=== Records ===

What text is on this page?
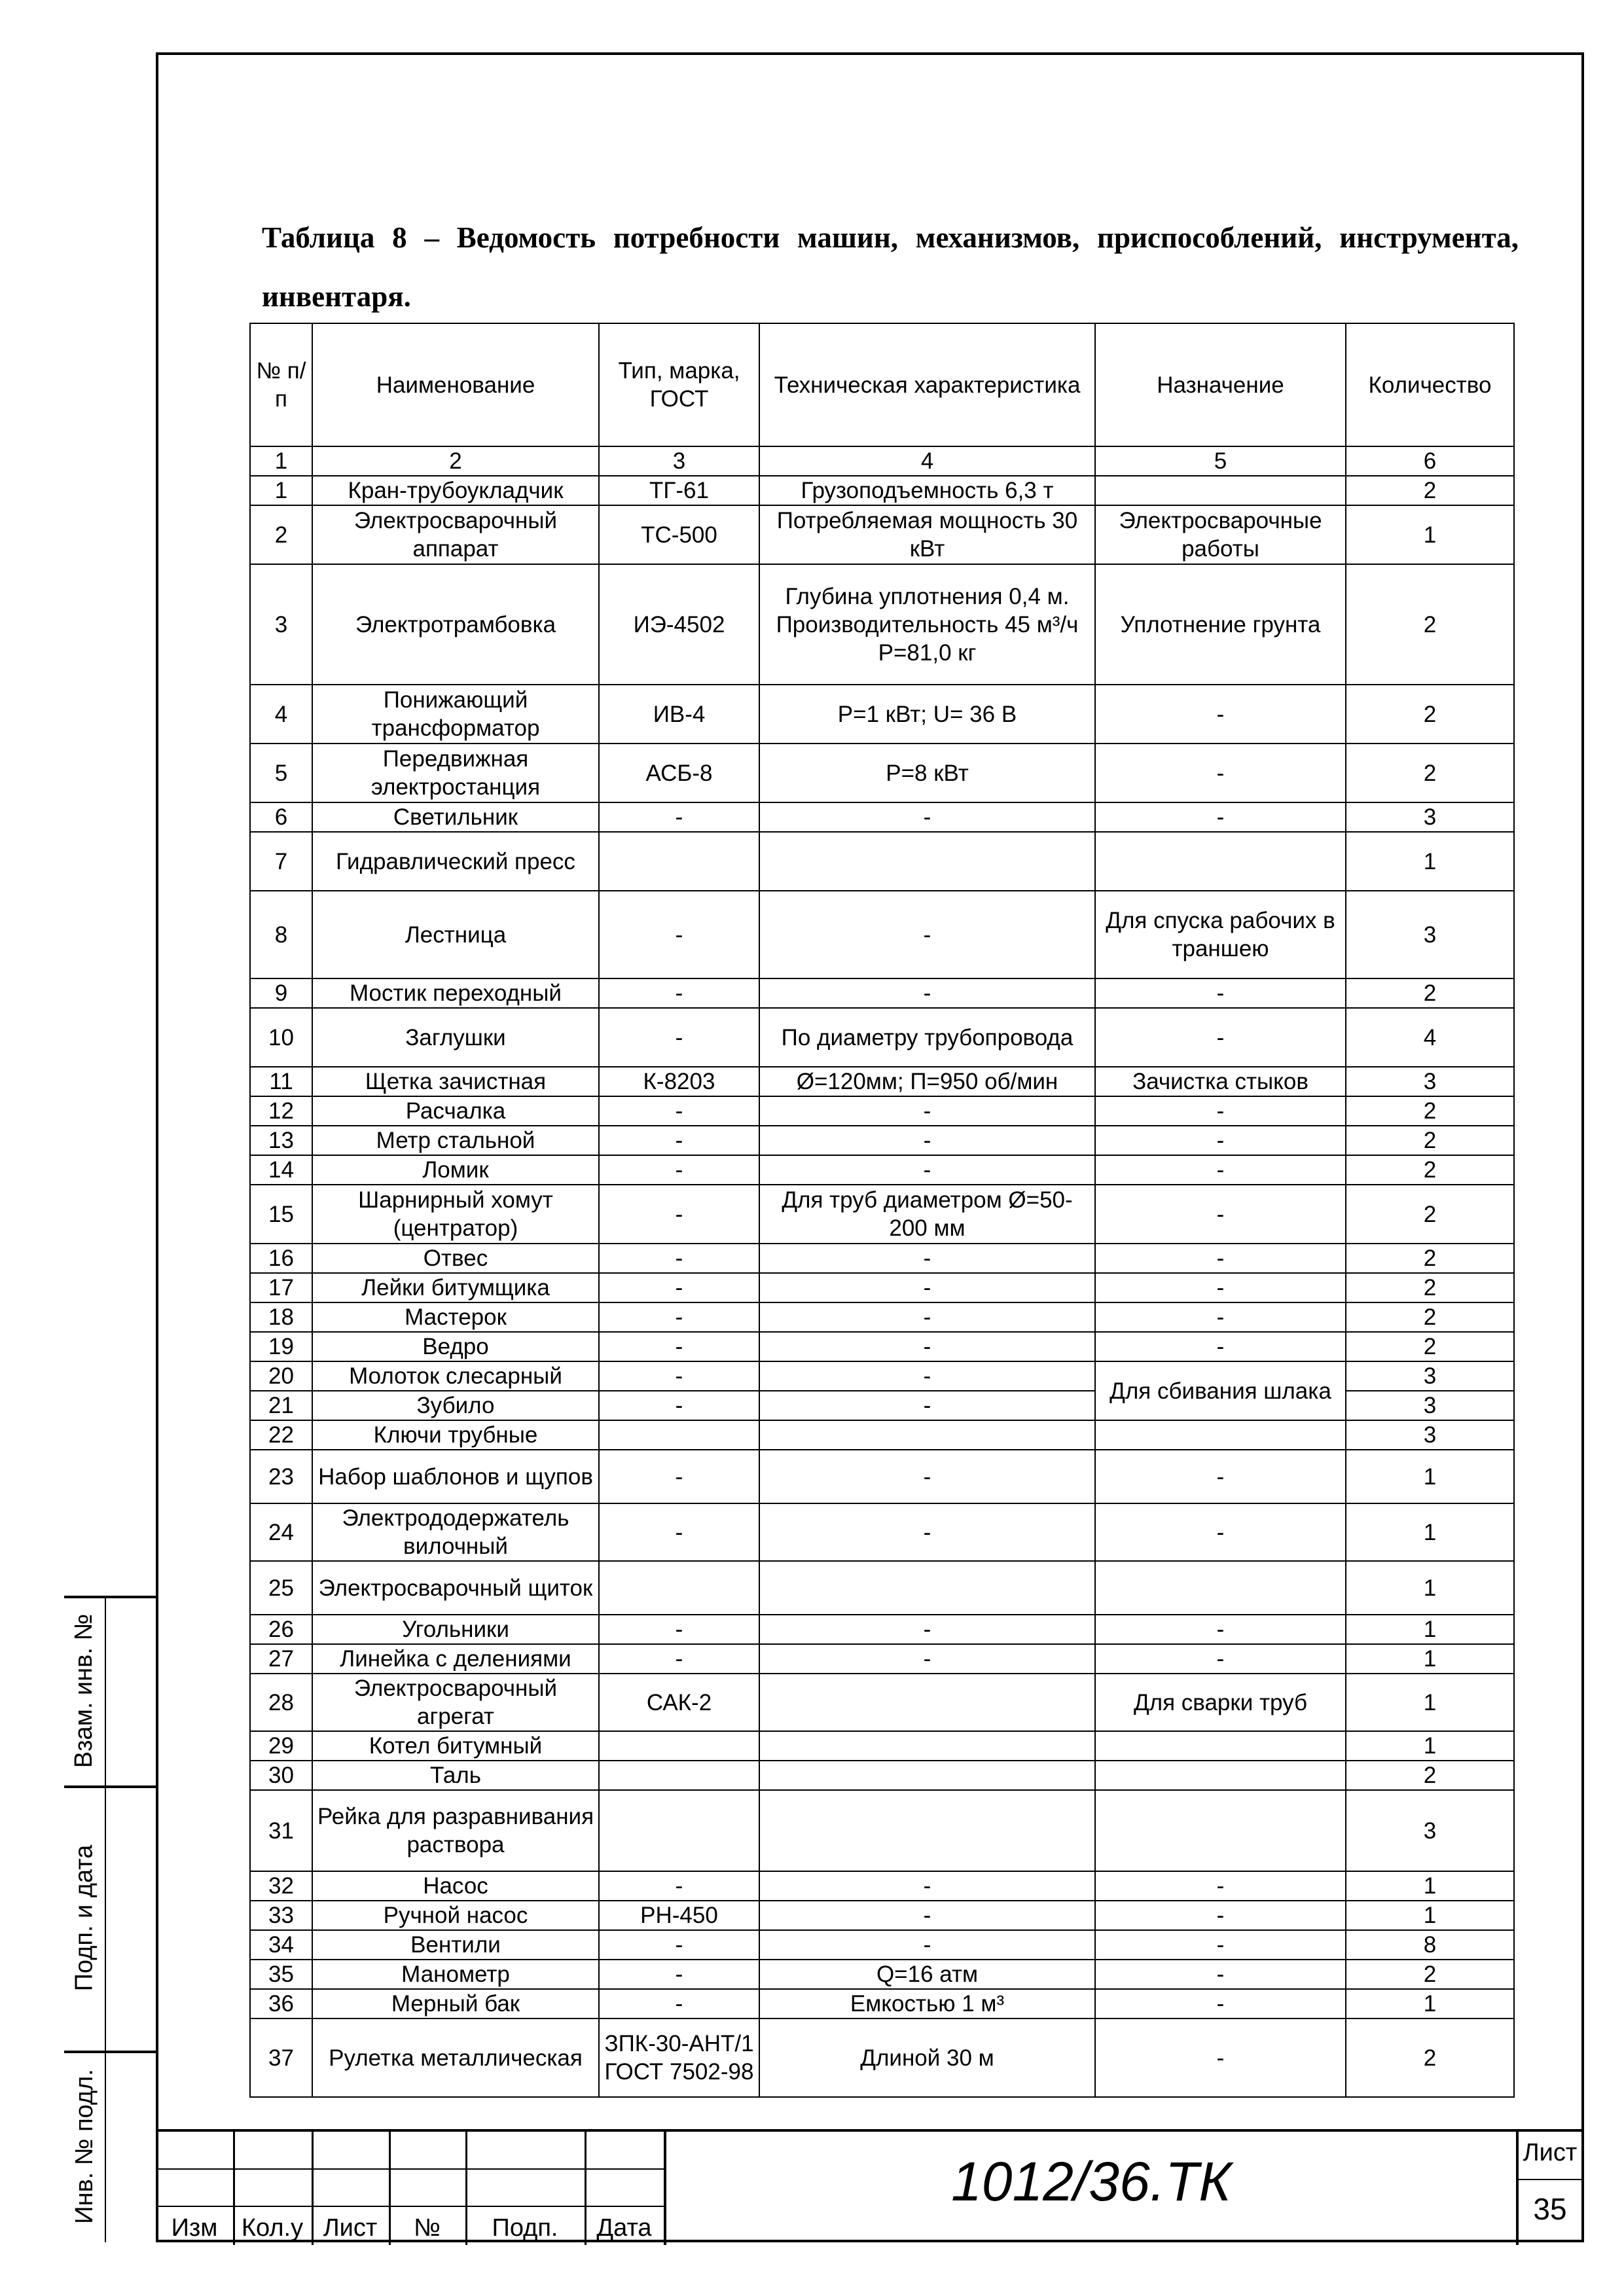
Таблица 8 – Ведомость потребности машин, механизмов, приспособлений, инструмента, инвентаря.
№ п/ п	Наименование	Тип, марка, ГОСТ	Техническая характеристика	Назначение	Количество
1	2	3	4	5	6
1	Кран-трубоукладчик	ТГ-61	Грузоподъемность 6,3 т		2
2	Электросварочный аппарат	ТС-500	Потребляемая мощность 30 кВт	Электросварочные работы	1
3	Электротрамбовка	ИЭ-4502	Глубина уплотнения 0,4 м. Производительность 45 м³/ч P=81,0 кг	Уплотнение грунта	2
4	Понижающий трансформатор	ИВ-4	P=1 кВт; U= 36 В	-	2
5	Передвижная электростанция	АСБ-8	P=8 кВт	-	2
6	Светильник	-	-	-	3
7	Гидравлический пресс				1
8	Лестница	-	-	Для спуска рабочих в траншею	3
9	Мостик переходный	-	-	-	2
10	Заглушки	-	По диаметру трубопровода	-	4
11	Щетка зачистная	К-8203	Ø=120мм; П=950 об/мин	Зачистка стыков	3
12	Расчалка	-	-	-	2
13	Метр стальной	-	-	-	2
14	Ломик	-	-	-	2
15	Шарнирный хомут (центратор)	-	Для труб диаметром Ø=50-200 мм	-	2
16	Отвес	-	-	-	2
17	Лейки битумщика	-	-	-	2
18	Мастерок	-	-	-	2
19	Ведро	-	-	-	2
20	Молоток слесарный	-	-	Для сбивания шлака	3
21	Зубило	-	-		3
22	Ключи трубные				3
23	Набор шаблонов и щупов	-	-	-	1
24	Электрододержатель вилочный	-	-	-	1
25	Электросварочный щиток				1
26	Угольники	-	-	-	1
27	Линейка с делениями	-	-	-	1
28	Электросварочный агрегат	САК-2		Для сварки труб	1
29	Котел битумный				1
30	Таль				2
31	Рейка для разравнивания раствора				3
32	Насос	-	-	-	1
33	Ручной насос	РН-450	-	-	1
34	Вентили	-	-	-	8
35	Манометр	-	Q=16 атм	-	2
36	Мерный бак	-	Емкостью 1 м³	-	1
37	Рулетка металлическая	ЗПК-30-АНТ/1 ГОСТ 7502-98	Длиной 30 м	-	2
Взам. инв. №
Подп. и дата
Инв. № подл.
Изм Кол.у Лист	№	Подп.	Дата
1012/36.ТК	Лист
35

===

* **Work to complete**
Show all lines from the records above where the word "Электросварочный" occurs.

* **Final result**
2	Электросварочный аппарат	ТС-500	Потребляемая мощность 30 кВт	Электросварочные работы	1
25	Электросварочный щиток				1
28	Электросварочный агрегат	САК-2		Для сварки труб	1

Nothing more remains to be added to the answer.